__Passage to read__:
....

Some retailers have feigned surprise and anger over the earlier-than-ever consumerism of the Christmas season. But by directing online-shopping-savvy customers to the stores (both online and brick-and-mortar), the sites will help boost some much needed sales for the retailers with the best deals.

With this in mind, the success of Black Friday and Cyber Monday got me thinking about other floundering sectors of the economy we might help with a little marketing focus.

In the mid-'90s, I was very involved in the confection industry: Mars, the massive candy marketer, was my client. Manufacturers and retailers joined forces to organize and grow their seasonal businesses, focusing on Valentine's Day, Easter, Halloween and Christmas. Strategies were developed to create compelling products and packages to help consumers celebrate the holidays.

Advertising and merchandising dollars were spent directing consumers to watch out for, buy, consume and gift the seasonal offerings. The result was a significant growth of the seasonal business as a percentage of annual sales for the top confection companies. Today, the strategies continue in every retail channel. In confection, there is a seasonal display for one of the four major seasonal selling seasons 37 weeks out of the year.

I wonder if we can use the principles involved in Black Friday and merchandising seasonal merchandise to help spur our economy in this difficult retail climate. Both are short-term efforts at using advertising to grab our attention and hold us for the time it takes to give us information, which we then choose to accept or reject. Ideally, marketers could convert that short-term behavioral change into more long-term behavior.

....

__Given task 1__:
Please output the listing lines exactly, beginning with the first line of the listing and stopping after the line that contains "legend-text: tour (706, 360, 724, 371)".
The listing has no connection to the text on holiday retail marketing.

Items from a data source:

....

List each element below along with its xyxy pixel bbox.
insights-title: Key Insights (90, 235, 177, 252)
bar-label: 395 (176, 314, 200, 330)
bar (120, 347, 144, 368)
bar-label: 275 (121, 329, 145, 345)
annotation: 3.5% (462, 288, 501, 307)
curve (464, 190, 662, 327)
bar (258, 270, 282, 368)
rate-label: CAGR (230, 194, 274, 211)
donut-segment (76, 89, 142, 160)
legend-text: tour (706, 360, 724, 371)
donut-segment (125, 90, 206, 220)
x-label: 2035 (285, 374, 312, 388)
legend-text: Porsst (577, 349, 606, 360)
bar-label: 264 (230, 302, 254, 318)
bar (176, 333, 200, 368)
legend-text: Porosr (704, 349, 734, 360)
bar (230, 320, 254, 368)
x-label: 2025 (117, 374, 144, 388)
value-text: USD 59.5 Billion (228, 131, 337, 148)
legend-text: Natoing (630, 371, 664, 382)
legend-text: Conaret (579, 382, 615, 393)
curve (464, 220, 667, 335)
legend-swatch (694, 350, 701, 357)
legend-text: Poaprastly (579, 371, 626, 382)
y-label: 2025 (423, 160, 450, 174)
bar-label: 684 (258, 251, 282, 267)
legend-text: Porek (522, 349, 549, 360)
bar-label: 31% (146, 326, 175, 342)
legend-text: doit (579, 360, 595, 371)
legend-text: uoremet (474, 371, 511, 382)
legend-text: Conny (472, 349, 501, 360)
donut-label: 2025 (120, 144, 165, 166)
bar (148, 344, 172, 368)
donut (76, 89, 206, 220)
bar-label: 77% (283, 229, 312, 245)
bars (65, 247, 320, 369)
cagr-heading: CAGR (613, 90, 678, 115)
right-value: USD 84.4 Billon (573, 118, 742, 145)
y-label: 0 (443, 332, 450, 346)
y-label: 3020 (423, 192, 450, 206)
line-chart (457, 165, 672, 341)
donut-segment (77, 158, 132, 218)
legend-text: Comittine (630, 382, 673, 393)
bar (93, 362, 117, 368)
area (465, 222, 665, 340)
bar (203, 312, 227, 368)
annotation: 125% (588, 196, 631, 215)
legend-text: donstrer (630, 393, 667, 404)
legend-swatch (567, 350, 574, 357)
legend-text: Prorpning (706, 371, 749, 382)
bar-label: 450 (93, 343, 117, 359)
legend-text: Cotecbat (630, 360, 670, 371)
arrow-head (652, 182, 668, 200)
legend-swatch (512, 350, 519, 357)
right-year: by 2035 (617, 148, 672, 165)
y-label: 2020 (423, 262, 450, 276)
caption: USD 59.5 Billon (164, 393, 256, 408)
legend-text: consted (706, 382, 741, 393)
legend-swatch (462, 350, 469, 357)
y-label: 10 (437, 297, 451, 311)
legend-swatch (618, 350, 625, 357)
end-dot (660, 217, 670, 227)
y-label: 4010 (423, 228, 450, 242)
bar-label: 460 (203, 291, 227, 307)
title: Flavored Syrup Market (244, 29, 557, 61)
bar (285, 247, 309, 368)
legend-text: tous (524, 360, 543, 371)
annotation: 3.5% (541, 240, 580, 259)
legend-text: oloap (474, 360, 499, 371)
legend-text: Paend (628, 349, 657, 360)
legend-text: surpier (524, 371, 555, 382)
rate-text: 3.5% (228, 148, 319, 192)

....

__Given task 2__:
Answer these questions from the text on holiday retail marketing:
(a) Which candy marketer was the author's client in the mid-'90s?
(b) Which four holidays did manufacturers and retailers focus on?
(c) For how many weeks of the year is there a seasonal confection display?

__Exercise output 1__:
List each element below along with its xyxy pixel bbox.
insights-title: Key Insights (90, 235, 177, 252)
bar-label: 395 (176, 314, 200, 330)
bar (120, 347, 144, 368)
bar-label: 275 (121, 329, 145, 345)
annotation: 3.5% (462, 288, 501, 307)
curve (464, 190, 662, 327)
bar (258, 270, 282, 368)
rate-label: CAGR (230, 194, 274, 211)
donut-segment (76, 89, 142, 160)
legend-text: tour (706, 360, 724, 371)

__Exercise output 2__:
(a) Mars
(b) Valentine's Day, Easter, Halloween and Christmas
(c) 37 weeks